> **STATED PROBLEM**
Omit every image, and transcribe the remaining entries exactly as given.

> **ENTRIES PROVIDED**
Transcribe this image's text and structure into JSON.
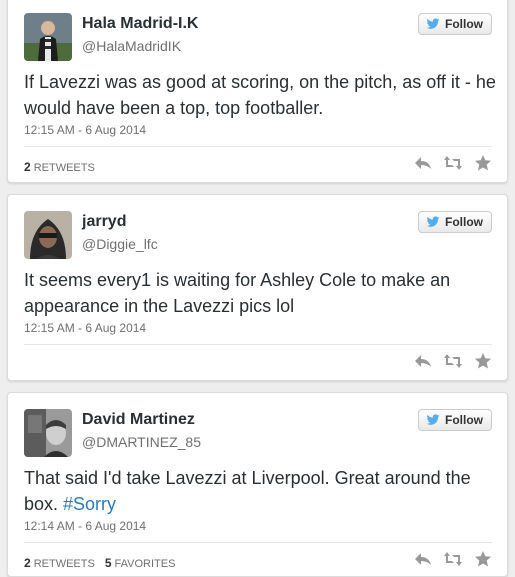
{
  "tweets": [
    {
      "name": "Hala Madrid-I.K",
      "handle": "@HalaMadridIK",
      "text": "If Lavezzi was as good at scoring, on the pitch, as off it - he would have been a top, top footballer.",
      "hashtag": "",
      "time": "12:15 AM - 6 Aug 2014",
      "retweets_count": "2",
      "retweets_label": "RETWEETS",
      "favorites_count": "",
      "favorites_label": "",
      "follow_label": "Follow"
    },
    {
      "name": "jarryd",
      "handle": "@Diggie_lfc",
      "text": "It seems every1 is waiting for Ashley Cole to make an appearance in the Lavezzi pics lol",
      "hashtag": "",
      "time": "12:15 AM - 6 Aug 2014",
      "retweets_count": "",
      "retweets_label": "",
      "favorites_count": "",
      "favorites_label": "",
      "follow_label": "Follow"
    },
    {
      "name": "David Martinez",
      "handle": "@DMARTINEZ_85",
      "text": "That said I'd take Lavezzi at Liverpool. Great around the box. ",
      "hashtag": "#Sorry",
      "time": "12:14 AM - 6 Aug 2014",
      "retweets_count": "2",
      "retweets_label": "RETWEETS",
      "favorites_count": "5",
      "favorites_label": "FAVORITES",
      "follow_label": "Follow"
    }
  ],
  "colors": {
    "bird": "#55acee",
    "hashtag": "#2b7bb9",
    "action_icons": "#999999"
  },
  "icons": [
    "twitter-bird-icon",
    "reply-icon",
    "retweet-icon",
    "favorite-star-icon"
  ]
}
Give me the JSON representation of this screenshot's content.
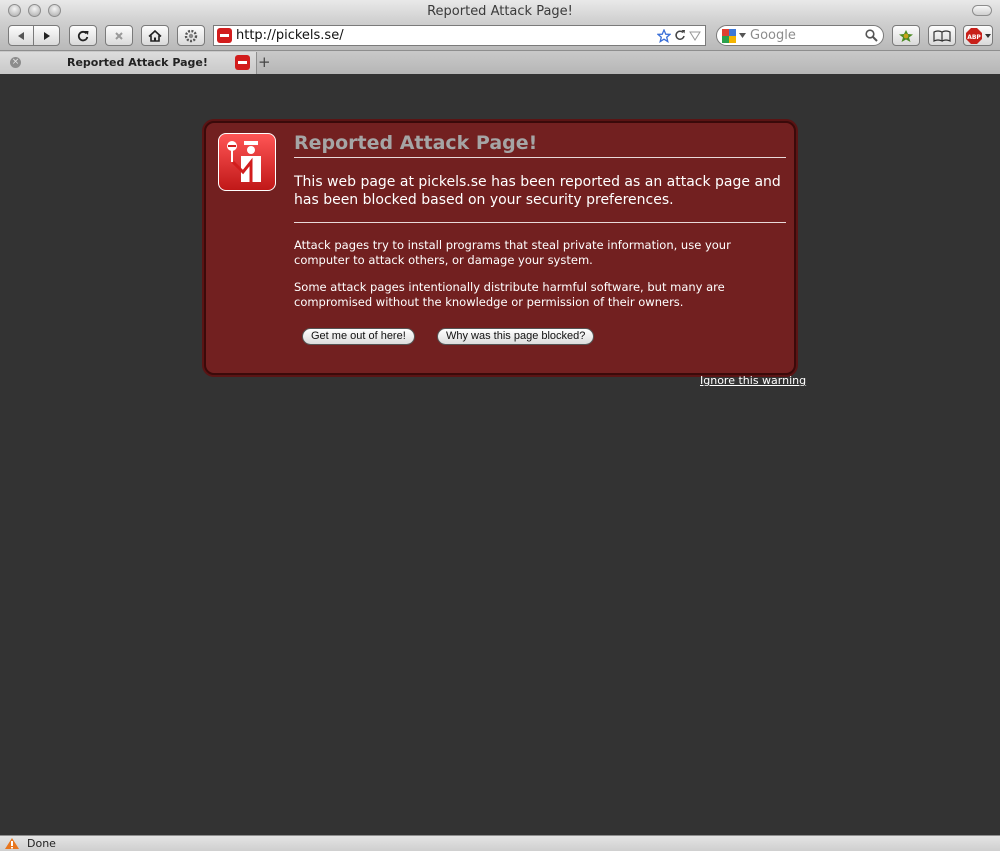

> **WRITTEN REPLY**
Transcribe this image's text and structure into JSON.
{
  "tweets": [
    {
      "name": "Hala Madrid-I.K",
      "handle": "@HalaMadridIK",
      "text": "If Lavezzi was as good at scoring, on the pitch, as off it - he would have been a top, top footballer.",
      "hashtag": "",
      "time": "12:15 AM - 6 Aug 2014",
      "retweets_count": "2",
      "retweets_label": "RETWEETS",
      "favorites_count": "",
      "favorites_label": "",
      "follow_label": "Follow"
    },
    {
      "name": "jarryd",
      "handle": "@Diggie_lfc",
      "text": "It seems every1 is waiting for Ashley Cole to make an appearance in the Lavezzi pics lol",
      "hashtag": "",
      "time": "12:15 AM - 6 Aug 2014",
      "retweets_count": "",
      "retweets_label": "",
      "favorites_count": "",
      "favorites_label": "",
      "follow_label": "Follow"
    },
    {
      "name": "David Martinez",
      "handle": "@DMARTINEZ_85",
      "text": "That said I'd take Lavezzi at Liverpool. Great around the box. ",
      "hashtag": "#Sorry",
      "time": "12:14 AM - 6 Aug 2014",
      "retweets_count": "2",
      "retweets_label": "RETWEETS",
      "favorites_count": "5",
      "favorites_label": "FAVORITES",
      "follow_label": "Follow"
    }
  ],
  "colors": {
    "bird": "#55acee",
    "hashtag": "#2b7bb9",
    "action_icons": "#999999"
  },
  "icons": [
    "twitter-bird-icon",
    "reply-icon",
    "retweet-icon",
    "favorite-star-icon"
  ]
}
Give me the JSON representation of this screenshot's content.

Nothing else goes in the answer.